*** GIVEN DATA

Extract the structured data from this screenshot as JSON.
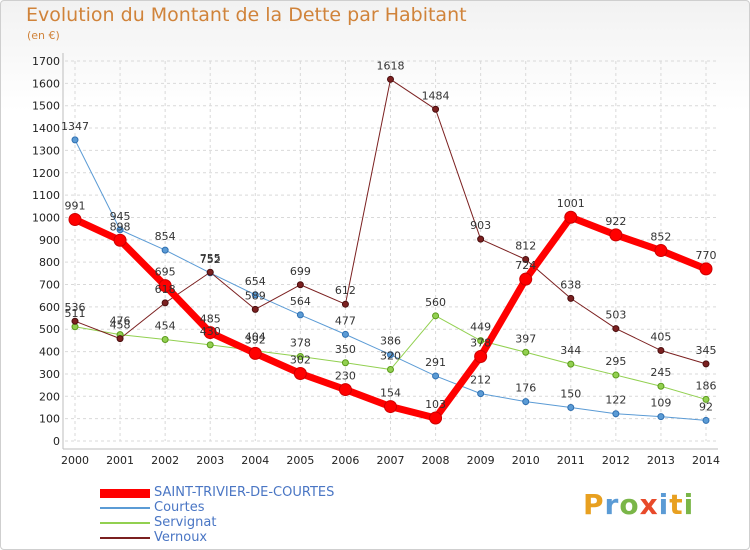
{
  "chart_data": {
    "type": "line",
    "title": "Evolution du Montant de la Dette par Habitant",
    "subtitle": "(en €)",
    "categories": [
      "2000",
      "2001",
      "2002",
      "2003",
      "2004",
      "2005",
      "2006",
      "2007",
      "2008",
      "2009",
      "2010",
      "2011",
      "2012",
      "2013",
      "2014"
    ],
    "ylim": [
      0,
      1700
    ],
    "yticks": [
      0,
      100,
      200,
      300,
      400,
      500,
      600,
      700,
      800,
      900,
      1000,
      1100,
      1200,
      1300,
      1400,
      1500,
      1600,
      1700
    ],
    "grid": true,
    "legend_position": "bottom-left",
    "series": [
      {
        "name": "Courtes",
        "color": "#5b9bd5",
        "width": 1,
        "values": [
          1347,
          945,
          854,
          752,
          654,
          564,
          477,
          386,
          291,
          212,
          176,
          150,
          122,
          109,
          92
        ]
      },
      {
        "name": "Servignat",
        "color": "#92d050",
        "width": 1,
        "values": [
          511,
          476,
          454,
          430,
          404,
          378,
          350,
          320,
          560,
          449,
          397,
          344,
          295,
          245,
          186
        ]
      },
      {
        "name": "Vernoux",
        "color": "#7b2020",
        "width": 1,
        "values": [
          536,
          458,
          618,
          755,
          589,
          699,
          612,
          1618,
          1484,
          903,
          812,
          638,
          503,
          405,
          345
        ]
      },
      {
        "name": "SAINT-TRIVIER-DE-COURTES",
        "color": "#ff0000",
        "width": 7,
        "values": [
          991,
          898,
          695,
          485,
          392,
          302,
          230,
          154,
          103,
          378,
          724,
          1001,
          922,
          852,
          770
        ]
      }
    ]
  },
  "legend": {
    "items": [
      {
        "label": "SAINT-TRIVIER-DE-COURTES",
        "color": "#ff0000"
      },
      {
        "label": "Courtes",
        "color": "#5b9bd5"
      },
      {
        "label": "Servignat",
        "color": "#92d050"
      },
      {
        "label": "Vernoux",
        "color": "#7b2020"
      }
    ]
  },
  "logo": {
    "text": "Proxiti",
    "colors": [
      "#e8a020",
      "#5b9bd5",
      "#7ab648",
      "#e84a2a",
      "#5b9bd5",
      "#e8a020",
      "#7ab648"
    ]
  }
}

******

Copy out all the entries exactly. Images stay out of the copy.

Extract the structured data from this screenshot as JSON.
{
  "chart_data": {
    "type": "line",
    "title": "Evolution du Montant de la Dette par Habitant",
    "subtitle": "(en €)",
    "categories": [
      "2000",
      "2001",
      "2002",
      "2003",
      "2004",
      "2005",
      "2006",
      "2007",
      "2008",
      "2009",
      "2010",
      "2011",
      "2012",
      "2013",
      "2014"
    ],
    "ylim": [
      0,
      1700
    ],
    "yticks": [
      0,
      100,
      200,
      300,
      400,
      500,
      600,
      700,
      800,
      900,
      1000,
      1100,
      1200,
      1300,
      1400,
      1500,
      1600,
      1700
    ],
    "grid": true,
    "legend_position": "bottom-left",
    "series": [
      {
        "name": "Courtes",
        "color": "#5b9bd5",
        "width": 1,
        "values": [
          1347,
          945,
          854,
          752,
          654,
          564,
          477,
          386,
          291,
          212,
          176,
          150,
          122,
          109,
          92
        ]
      },
      {
        "name": "Servignat",
        "color": "#92d050",
        "width": 1,
        "values": [
          511,
          476,
          454,
          430,
          404,
          378,
          350,
          320,
          560,
          449,
          397,
          344,
          295,
          245,
          186
        ]
      },
      {
        "name": "Vernoux",
        "color": "#7b2020",
        "width": 1,
        "values": [
          536,
          458,
          618,
          755,
          589,
          699,
          612,
          1618,
          1484,
          903,
          812,
          638,
          503,
          405,
          345
        ]
      },
      {
        "name": "SAINT-TRIVIER-DE-COURTES",
        "color": "#ff0000",
        "width": 7,
        "values": [
          991,
          898,
          695,
          485,
          392,
          302,
          230,
          154,
          103,
          378,
          724,
          1001,
          922,
          852,
          770
        ]
      }
    ]
  },
  "legend": {
    "items": [
      {
        "label": "SAINT-TRIVIER-DE-COURTES",
        "color": "#ff0000"
      },
      {
        "label": "Courtes",
        "color": "#5b9bd5"
      },
      {
        "label": "Servignat",
        "color": "#92d050"
      },
      {
        "label": "Vernoux",
        "color": "#7b2020"
      }
    ]
  },
  "logo": {
    "text": "Proxiti",
    "colors": [
      "#e8a020",
      "#5b9bd5",
      "#7ab648",
      "#e84a2a",
      "#5b9bd5",
      "#e8a020",
      "#7ab648"
    ]
  }
}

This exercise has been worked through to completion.